_WHAT YOU SHOULD DO_: Reproduce all lines of the listing below in which the word "OECD국가" occurs.

_RECORDS SUPPLIED_:
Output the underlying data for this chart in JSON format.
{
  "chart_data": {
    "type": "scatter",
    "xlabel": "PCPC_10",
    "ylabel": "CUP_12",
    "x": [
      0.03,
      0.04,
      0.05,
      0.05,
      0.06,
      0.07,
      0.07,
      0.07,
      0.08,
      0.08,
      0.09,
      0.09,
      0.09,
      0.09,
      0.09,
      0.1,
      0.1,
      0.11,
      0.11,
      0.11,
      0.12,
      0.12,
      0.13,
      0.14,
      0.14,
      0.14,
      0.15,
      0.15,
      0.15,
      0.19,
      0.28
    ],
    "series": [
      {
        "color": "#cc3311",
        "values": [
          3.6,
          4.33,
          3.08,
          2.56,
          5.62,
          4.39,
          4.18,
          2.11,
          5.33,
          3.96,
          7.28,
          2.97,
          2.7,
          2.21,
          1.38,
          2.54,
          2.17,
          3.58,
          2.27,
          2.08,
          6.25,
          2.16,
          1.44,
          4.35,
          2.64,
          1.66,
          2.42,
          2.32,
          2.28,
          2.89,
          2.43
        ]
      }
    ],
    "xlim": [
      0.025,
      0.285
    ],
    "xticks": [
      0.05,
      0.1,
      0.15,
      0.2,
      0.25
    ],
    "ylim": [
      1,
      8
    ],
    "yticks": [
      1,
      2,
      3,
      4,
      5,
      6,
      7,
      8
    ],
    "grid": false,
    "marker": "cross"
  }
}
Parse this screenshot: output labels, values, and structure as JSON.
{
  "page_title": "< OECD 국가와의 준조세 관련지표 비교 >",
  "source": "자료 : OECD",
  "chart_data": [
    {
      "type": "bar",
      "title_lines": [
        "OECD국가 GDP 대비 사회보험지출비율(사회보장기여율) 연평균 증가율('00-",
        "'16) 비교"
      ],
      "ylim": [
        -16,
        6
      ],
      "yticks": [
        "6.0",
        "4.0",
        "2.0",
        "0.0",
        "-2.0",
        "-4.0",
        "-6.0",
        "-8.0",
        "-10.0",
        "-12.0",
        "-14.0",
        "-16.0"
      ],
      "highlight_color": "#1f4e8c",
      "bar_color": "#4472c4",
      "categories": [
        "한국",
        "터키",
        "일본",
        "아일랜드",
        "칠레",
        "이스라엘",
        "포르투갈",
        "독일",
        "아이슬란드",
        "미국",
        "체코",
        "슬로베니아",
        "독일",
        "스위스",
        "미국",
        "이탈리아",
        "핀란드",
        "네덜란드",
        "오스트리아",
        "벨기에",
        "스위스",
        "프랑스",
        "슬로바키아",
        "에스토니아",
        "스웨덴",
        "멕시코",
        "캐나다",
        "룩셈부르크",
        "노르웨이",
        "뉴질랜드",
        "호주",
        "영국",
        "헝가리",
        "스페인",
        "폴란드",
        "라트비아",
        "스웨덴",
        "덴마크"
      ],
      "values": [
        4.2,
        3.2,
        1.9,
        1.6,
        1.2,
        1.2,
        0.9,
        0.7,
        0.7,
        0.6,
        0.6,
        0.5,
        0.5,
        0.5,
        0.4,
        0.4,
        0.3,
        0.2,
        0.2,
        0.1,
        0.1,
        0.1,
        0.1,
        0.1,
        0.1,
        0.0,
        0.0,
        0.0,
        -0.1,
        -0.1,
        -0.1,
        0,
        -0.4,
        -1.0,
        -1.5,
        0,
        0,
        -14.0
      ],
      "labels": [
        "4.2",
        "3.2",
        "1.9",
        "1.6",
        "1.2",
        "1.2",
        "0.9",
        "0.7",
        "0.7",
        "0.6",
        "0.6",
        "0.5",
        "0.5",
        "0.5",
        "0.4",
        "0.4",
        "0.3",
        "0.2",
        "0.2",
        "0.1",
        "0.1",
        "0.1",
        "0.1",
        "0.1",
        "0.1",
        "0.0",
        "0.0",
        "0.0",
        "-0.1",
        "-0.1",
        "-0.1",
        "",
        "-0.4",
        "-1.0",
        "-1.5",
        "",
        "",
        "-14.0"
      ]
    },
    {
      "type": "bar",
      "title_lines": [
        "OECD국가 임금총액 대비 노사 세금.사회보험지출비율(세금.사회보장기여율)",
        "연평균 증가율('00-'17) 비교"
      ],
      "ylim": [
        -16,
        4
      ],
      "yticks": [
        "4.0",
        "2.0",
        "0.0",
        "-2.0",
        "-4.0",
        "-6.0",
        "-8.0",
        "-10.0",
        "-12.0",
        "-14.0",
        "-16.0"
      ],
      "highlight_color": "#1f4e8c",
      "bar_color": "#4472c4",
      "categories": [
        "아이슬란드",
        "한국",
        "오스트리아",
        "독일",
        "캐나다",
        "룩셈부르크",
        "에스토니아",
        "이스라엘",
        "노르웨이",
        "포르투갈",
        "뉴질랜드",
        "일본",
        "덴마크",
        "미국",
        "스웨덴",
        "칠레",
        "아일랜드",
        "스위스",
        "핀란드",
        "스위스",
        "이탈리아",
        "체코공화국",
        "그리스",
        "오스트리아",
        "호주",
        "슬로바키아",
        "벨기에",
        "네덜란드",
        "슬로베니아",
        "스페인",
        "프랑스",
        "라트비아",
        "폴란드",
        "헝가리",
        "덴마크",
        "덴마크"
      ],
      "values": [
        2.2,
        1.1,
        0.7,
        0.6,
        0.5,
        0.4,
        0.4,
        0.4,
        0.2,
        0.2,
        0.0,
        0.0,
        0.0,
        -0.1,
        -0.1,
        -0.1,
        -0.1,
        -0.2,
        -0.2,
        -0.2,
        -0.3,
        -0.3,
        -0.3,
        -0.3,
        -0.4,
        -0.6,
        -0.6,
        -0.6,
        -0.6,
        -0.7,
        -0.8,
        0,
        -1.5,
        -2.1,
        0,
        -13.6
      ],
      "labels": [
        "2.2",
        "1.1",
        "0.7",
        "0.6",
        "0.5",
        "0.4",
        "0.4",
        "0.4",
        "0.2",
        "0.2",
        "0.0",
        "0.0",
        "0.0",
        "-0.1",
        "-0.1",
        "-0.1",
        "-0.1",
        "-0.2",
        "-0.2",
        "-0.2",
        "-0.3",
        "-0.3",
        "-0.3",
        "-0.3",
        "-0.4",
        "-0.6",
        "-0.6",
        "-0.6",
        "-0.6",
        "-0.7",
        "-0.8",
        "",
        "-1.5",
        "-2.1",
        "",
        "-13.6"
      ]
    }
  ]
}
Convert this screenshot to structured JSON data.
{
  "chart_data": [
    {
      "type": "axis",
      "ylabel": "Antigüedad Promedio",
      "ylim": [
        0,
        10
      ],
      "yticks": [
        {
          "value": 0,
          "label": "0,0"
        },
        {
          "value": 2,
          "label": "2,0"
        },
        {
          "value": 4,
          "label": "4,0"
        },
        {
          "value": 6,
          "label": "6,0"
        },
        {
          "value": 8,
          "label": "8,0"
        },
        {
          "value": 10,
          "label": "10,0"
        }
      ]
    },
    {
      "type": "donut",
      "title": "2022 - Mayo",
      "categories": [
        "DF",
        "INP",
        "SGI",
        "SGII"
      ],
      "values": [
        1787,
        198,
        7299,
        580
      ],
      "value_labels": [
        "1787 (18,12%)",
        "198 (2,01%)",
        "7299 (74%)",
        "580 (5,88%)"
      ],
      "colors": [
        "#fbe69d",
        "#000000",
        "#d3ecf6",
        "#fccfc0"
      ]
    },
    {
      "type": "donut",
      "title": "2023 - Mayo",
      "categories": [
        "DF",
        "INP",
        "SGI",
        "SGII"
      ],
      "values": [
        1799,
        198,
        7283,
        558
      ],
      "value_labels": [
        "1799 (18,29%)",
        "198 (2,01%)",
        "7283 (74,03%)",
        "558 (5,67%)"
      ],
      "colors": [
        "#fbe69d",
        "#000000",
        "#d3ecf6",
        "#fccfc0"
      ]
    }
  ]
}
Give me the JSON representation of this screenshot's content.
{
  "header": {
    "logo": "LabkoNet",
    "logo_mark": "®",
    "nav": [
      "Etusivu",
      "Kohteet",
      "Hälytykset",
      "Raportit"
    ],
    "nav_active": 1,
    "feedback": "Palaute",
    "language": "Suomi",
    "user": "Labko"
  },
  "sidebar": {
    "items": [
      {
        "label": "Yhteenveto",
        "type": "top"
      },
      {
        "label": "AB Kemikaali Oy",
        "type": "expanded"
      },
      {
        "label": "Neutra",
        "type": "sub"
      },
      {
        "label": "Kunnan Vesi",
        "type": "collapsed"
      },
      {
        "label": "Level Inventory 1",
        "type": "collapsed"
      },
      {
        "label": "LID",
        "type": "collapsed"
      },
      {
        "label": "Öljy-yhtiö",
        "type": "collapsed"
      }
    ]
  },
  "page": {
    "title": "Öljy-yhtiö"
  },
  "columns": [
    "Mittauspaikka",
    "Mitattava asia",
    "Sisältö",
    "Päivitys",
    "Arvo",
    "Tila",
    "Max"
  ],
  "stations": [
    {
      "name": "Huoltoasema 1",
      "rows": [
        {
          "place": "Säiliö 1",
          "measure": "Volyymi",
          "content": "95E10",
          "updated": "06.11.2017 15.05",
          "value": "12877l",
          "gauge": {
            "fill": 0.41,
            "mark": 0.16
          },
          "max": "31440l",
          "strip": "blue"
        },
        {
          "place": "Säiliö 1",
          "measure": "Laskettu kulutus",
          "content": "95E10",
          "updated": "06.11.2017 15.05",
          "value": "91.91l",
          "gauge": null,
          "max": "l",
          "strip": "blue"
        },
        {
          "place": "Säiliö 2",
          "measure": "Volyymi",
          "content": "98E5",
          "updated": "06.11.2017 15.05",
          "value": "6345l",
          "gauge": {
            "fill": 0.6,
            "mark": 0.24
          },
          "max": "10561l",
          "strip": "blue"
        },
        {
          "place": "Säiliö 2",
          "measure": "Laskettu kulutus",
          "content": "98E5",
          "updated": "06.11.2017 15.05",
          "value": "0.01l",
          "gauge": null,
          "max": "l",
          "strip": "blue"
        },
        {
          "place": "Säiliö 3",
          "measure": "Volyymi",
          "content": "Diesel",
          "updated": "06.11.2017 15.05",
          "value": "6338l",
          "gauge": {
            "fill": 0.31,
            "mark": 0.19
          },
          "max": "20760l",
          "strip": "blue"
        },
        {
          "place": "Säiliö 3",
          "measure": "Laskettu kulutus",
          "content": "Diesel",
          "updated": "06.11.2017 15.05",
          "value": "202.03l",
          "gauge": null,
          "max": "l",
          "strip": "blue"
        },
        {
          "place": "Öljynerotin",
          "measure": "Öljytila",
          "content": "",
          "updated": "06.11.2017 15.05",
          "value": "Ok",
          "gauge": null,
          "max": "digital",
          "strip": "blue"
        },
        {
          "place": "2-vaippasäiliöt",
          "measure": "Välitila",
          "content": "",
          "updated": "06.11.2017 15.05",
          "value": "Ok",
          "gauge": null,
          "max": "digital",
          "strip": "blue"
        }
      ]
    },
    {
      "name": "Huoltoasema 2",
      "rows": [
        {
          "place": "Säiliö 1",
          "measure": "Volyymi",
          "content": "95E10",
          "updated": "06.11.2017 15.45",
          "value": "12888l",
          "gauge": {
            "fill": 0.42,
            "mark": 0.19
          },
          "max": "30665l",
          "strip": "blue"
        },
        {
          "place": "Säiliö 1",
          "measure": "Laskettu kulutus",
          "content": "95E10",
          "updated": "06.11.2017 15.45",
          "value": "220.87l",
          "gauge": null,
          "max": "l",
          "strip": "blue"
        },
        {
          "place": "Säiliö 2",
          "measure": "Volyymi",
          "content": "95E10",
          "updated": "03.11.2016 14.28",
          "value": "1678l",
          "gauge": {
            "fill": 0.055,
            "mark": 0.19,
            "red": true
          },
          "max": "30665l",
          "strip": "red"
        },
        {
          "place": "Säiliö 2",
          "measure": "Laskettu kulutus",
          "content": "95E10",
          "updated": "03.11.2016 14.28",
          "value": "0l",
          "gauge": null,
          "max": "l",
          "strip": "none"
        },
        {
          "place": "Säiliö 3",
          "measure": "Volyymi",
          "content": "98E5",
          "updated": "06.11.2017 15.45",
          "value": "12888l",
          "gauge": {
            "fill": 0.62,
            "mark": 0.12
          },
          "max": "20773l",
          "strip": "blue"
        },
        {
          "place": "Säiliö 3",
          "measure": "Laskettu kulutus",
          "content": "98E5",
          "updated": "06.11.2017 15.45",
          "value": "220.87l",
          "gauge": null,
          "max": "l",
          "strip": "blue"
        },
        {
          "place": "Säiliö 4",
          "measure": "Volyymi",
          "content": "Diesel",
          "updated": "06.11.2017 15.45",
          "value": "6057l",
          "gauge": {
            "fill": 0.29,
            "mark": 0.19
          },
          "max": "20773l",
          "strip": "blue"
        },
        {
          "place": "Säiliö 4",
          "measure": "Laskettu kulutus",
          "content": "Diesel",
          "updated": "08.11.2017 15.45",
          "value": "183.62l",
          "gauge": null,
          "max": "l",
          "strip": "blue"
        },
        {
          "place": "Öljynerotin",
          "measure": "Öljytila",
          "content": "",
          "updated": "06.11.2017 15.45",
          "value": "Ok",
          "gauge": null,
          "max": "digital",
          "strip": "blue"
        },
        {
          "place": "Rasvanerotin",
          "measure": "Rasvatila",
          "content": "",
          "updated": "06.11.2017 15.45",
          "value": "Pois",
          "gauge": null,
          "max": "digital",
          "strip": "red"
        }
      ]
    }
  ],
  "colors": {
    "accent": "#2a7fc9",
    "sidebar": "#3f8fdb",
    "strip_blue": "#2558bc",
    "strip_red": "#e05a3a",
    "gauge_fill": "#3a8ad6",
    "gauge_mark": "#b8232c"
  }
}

_FINISHED TASK_:
        "OECD국가 GDP 대비 사회보험지출비율(사회보장기여율) 연평균 증가율('00-",
        "OECD국가 임금총액 대비 노사 세금.사회보험지출비율(세금.사회보장기여율)",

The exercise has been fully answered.